**What you will do**
Where a line contains the string "droits", copy that line.

▼

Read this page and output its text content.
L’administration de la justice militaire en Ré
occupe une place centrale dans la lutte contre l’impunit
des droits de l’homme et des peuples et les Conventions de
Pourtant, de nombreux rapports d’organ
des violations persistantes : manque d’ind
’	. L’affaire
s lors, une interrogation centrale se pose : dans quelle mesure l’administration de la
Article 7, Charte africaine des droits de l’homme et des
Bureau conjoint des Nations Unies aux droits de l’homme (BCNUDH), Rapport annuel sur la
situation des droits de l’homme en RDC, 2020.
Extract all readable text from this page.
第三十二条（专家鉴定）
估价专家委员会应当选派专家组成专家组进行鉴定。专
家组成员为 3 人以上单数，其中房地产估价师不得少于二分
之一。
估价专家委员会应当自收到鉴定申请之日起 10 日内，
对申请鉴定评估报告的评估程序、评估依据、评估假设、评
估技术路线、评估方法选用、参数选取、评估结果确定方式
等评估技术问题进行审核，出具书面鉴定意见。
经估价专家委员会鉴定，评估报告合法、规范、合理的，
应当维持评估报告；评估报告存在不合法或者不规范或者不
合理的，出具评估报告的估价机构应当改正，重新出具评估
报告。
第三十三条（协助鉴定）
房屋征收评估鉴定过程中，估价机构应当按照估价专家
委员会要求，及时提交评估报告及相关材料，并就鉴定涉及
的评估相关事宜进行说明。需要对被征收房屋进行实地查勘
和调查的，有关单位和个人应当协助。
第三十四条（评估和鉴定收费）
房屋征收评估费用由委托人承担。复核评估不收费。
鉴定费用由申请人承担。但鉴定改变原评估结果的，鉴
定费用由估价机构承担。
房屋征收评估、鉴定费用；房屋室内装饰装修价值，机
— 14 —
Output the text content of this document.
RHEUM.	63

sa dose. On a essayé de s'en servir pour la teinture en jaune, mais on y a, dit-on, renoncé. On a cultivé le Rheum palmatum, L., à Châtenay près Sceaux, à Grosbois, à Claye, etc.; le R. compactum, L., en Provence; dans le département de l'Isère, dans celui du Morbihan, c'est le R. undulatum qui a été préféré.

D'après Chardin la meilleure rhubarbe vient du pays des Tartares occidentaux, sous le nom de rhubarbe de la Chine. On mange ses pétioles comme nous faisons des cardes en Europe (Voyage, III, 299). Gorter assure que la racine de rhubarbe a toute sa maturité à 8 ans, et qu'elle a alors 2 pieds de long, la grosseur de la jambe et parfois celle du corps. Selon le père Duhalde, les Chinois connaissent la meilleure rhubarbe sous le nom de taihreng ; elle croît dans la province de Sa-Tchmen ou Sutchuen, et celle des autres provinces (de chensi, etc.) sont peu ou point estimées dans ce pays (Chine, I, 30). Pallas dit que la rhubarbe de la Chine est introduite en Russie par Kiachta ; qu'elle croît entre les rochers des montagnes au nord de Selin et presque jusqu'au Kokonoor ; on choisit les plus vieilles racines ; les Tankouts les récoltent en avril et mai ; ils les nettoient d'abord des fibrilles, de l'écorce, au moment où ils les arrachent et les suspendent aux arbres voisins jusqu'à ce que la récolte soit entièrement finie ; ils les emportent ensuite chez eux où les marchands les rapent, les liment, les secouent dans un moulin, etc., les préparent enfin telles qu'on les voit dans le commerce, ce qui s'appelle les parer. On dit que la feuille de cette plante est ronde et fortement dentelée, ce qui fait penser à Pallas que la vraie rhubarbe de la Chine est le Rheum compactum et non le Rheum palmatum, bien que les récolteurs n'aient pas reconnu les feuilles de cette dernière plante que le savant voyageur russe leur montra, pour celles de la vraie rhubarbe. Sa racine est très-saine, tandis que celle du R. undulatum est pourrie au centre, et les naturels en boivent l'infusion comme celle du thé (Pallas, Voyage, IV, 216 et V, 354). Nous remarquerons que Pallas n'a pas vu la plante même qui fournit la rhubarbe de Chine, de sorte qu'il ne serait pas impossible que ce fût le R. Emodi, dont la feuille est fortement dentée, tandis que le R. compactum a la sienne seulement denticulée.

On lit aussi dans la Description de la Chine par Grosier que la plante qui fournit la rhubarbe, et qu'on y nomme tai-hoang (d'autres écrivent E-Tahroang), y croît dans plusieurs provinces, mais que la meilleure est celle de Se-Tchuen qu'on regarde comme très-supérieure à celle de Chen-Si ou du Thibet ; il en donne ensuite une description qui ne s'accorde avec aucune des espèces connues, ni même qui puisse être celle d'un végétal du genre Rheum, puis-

▲

**The result**
des droits de l’homme et des peuples et les Conventions de
Article 7, Charte africaine des droits de l’homme et des
Bureau conjoint des Nations Unies aux droits de l’homme (BCNUDH), Rapport annuel sur la
situation des droits de l’homme en RDC, 2020.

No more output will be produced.